(Records contained in a dataset)

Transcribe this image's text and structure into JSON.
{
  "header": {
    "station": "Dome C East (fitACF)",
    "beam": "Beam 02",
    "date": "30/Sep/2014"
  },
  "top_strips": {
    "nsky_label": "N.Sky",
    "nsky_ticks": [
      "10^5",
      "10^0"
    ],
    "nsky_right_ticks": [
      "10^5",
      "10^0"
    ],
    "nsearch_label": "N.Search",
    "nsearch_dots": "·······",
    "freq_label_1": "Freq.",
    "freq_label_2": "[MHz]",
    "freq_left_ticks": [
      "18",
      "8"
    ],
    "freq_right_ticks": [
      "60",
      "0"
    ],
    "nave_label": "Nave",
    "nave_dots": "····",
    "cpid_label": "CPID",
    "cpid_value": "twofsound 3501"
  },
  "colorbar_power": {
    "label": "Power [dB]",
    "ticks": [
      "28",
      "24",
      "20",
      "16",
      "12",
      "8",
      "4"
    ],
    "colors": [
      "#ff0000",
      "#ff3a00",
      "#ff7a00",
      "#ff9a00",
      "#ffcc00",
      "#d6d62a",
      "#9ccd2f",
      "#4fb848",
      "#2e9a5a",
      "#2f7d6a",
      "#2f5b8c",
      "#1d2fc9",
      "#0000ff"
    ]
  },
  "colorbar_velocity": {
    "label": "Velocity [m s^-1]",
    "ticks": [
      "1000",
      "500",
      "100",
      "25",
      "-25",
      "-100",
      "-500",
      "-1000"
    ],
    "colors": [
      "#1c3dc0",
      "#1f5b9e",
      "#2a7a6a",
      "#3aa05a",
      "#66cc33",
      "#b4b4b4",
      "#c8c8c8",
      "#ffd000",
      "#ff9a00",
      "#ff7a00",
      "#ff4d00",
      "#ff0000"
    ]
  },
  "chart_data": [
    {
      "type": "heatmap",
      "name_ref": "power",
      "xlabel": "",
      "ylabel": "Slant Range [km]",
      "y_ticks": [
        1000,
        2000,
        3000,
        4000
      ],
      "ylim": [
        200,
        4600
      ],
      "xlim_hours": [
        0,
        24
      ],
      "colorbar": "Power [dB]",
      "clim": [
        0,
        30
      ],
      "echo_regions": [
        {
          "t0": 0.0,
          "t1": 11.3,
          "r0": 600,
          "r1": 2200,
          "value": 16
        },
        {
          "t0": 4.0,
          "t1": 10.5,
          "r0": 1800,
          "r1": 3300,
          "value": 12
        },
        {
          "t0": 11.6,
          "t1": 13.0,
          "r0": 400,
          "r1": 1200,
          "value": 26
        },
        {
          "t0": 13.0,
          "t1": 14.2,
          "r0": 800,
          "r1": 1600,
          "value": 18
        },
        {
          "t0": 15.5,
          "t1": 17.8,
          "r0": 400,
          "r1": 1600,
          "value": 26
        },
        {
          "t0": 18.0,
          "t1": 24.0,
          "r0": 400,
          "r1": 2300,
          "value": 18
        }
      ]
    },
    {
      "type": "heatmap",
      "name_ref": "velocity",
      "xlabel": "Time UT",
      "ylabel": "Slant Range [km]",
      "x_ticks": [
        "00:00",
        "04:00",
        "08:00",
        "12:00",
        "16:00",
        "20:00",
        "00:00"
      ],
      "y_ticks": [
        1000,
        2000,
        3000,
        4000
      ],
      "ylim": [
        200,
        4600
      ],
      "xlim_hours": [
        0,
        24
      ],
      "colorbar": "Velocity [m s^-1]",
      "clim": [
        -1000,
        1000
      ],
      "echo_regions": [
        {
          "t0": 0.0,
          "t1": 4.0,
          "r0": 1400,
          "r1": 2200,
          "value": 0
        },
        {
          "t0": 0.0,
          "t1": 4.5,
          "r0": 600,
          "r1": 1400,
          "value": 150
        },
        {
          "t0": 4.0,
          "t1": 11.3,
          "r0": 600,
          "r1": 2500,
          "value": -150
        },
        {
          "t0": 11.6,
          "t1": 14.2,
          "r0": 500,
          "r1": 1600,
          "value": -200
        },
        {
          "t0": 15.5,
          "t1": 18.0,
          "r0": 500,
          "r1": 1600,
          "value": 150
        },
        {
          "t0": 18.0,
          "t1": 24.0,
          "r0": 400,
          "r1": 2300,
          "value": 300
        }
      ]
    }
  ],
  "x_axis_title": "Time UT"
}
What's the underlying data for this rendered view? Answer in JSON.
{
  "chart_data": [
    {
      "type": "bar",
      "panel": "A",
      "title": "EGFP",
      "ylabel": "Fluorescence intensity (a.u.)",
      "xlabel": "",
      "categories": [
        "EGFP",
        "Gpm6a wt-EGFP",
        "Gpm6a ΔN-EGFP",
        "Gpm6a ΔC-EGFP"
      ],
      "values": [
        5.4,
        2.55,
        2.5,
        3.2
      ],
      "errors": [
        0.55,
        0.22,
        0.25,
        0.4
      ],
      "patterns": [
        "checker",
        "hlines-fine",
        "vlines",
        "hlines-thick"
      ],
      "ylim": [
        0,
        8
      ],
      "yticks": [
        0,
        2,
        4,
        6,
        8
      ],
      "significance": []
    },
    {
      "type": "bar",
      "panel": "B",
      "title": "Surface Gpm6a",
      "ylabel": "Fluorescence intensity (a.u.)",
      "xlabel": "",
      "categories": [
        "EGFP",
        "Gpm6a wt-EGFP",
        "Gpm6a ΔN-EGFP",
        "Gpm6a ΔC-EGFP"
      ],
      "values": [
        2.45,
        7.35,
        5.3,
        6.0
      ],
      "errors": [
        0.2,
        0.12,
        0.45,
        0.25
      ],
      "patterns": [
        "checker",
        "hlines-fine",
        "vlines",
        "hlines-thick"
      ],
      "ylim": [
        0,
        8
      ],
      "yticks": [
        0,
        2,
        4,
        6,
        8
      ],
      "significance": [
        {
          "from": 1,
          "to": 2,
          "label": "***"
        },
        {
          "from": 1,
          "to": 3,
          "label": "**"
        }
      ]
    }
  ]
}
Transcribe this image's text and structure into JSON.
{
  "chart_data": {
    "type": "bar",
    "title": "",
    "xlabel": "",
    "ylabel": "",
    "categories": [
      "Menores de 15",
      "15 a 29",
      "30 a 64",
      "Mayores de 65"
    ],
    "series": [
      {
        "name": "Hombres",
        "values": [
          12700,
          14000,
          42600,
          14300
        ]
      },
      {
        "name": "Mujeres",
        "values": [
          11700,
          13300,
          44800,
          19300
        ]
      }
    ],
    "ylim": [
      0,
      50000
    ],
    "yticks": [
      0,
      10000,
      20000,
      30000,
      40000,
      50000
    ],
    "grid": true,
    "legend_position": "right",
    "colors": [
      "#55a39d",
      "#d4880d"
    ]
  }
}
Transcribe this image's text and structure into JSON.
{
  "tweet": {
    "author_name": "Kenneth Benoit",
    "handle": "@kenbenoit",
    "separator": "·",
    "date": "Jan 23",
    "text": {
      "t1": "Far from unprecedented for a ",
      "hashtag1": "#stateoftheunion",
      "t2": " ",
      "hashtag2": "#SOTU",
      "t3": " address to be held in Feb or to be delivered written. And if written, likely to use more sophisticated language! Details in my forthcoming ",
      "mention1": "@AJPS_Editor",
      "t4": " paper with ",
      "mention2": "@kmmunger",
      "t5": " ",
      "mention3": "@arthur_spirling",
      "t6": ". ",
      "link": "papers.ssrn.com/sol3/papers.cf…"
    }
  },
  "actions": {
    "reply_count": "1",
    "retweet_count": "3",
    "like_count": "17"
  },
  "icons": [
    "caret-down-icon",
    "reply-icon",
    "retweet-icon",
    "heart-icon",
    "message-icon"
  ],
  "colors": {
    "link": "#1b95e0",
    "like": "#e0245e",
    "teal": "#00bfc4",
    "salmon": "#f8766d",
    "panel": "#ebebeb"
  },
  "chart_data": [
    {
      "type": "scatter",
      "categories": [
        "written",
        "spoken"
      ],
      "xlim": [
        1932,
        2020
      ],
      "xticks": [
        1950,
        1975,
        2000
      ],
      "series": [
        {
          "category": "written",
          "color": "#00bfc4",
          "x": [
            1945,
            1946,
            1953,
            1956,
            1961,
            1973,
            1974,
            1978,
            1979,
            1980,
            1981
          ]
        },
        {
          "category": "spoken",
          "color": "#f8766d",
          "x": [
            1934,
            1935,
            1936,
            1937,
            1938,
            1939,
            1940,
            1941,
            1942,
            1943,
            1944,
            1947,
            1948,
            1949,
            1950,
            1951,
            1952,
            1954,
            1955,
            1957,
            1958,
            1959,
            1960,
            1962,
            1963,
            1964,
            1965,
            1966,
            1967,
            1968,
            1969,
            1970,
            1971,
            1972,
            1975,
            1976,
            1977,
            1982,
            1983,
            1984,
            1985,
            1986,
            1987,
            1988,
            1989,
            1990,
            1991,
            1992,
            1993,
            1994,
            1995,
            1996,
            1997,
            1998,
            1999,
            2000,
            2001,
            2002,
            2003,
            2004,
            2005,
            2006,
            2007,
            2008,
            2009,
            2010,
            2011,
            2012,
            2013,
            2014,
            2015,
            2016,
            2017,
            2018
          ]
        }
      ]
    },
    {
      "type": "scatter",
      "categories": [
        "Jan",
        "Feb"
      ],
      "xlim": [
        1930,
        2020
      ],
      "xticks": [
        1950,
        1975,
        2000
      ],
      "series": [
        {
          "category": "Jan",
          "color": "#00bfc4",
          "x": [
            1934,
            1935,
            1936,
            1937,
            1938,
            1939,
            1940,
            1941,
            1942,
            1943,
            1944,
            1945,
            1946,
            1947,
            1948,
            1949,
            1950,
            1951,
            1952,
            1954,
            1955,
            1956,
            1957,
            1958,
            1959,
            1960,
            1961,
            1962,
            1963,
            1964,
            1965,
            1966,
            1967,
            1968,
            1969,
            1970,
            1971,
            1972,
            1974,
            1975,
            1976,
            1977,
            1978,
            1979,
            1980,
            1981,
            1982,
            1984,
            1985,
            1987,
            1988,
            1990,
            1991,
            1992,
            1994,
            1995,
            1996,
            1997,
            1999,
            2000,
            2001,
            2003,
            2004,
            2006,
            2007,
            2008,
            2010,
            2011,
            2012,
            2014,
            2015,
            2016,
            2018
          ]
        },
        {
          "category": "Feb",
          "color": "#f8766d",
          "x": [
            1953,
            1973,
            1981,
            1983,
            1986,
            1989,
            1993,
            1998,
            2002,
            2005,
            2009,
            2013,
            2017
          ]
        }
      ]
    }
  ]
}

YOUR GOAL: Reproduce each line of the entries in which the word "link" is found.

RESPONSE FOR THIS EXERCISE:
      "link": "papers.ssrn.com/sol3/papers.cf…"
    "link": "#1b95e0",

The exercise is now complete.